WRITTEN REQUEST
Give back each entry unchanged, minus pictures.

RECORDS SHOWN
* Start *

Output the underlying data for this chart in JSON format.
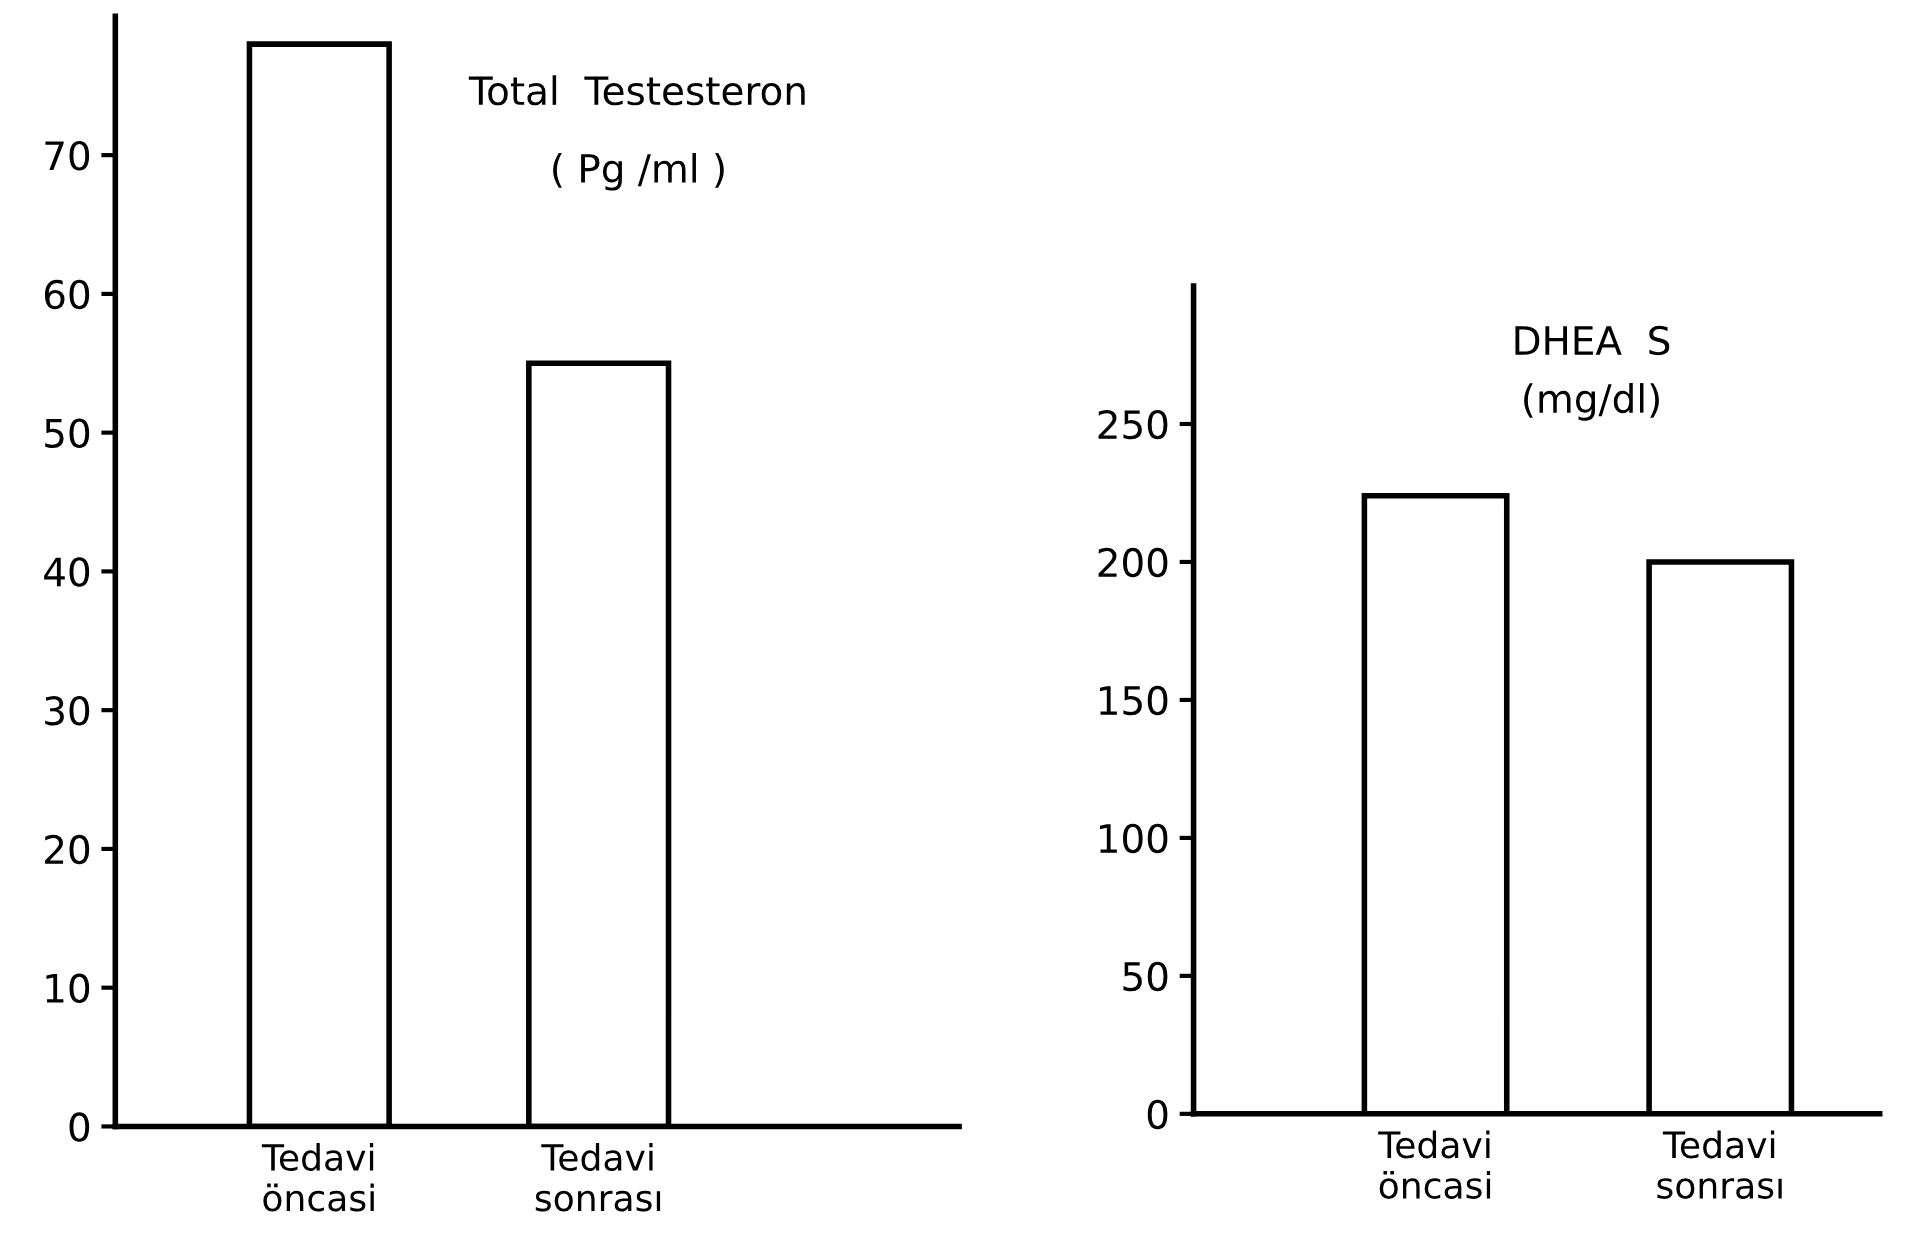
{
  "chart_data": [
    {
      "type": "bar",
      "title": "Total  Testesteron",
      "subtitle": "( Pg /ml )",
      "categories": [
        "Tedavi\nöncasi",
        "Tedavi\nsonrası"
      ],
      "values": [
        78,
        55
      ],
      "color": "#ffffff",
      "ylim": [
        0,
        80
      ],
      "yticks": [
        0,
        10,
        20,
        30,
        40,
        50,
        60,
        70
      ],
      "grid": false,
      "legend": false
    },
    {
      "type": "bar",
      "title": "DHEA  S",
      "subtitle": "(mg/dl)",
      "categories": [
        "Tedavi\nöncasi",
        "Tedavi\nsonrası"
      ],
      "values": [
        224,
        200
      ],
      "color": "#ffffff",
      "ylim": [
        0,
        300
      ],
      "yticks": [
        0,
        50,
        100,
        150,
        200,
        250
      ],
      "grid": false,
      "legend": false
    }
  ]
}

* End *

EXERCISE SOLUTION
Output the underlying data for this chart in JSON format.
{
  "chart_data": [
    {
      "type": "bar",
      "title": "Total  Testesteron",
      "subtitle": "( Pg /ml )",
      "categories": [
        "Tedavi\nöncasi",
        "Tedavi\nsonrası"
      ],
      "values": [
        78,
        55
      ],
      "color": "#ffffff",
      "ylim": [
        0,
        80
      ],
      "yticks": [
        0,
        10,
        20,
        30,
        40,
        50,
        60,
        70
      ],
      "grid": false,
      "legend": false
    },
    {
      "type": "bar",
      "title": "DHEA  S",
      "subtitle": "(mg/dl)",
      "categories": [
        "Tedavi\nöncasi",
        "Tedavi\nsonrası"
      ],
      "values": [
        224,
        200
      ],
      "color": "#ffffff",
      "ylim": [
        0,
        300
      ],
      "yticks": [
        0,
        50,
        100,
        150,
        200,
        250
      ],
      "grid": false,
      "legend": false
    }
  ]
}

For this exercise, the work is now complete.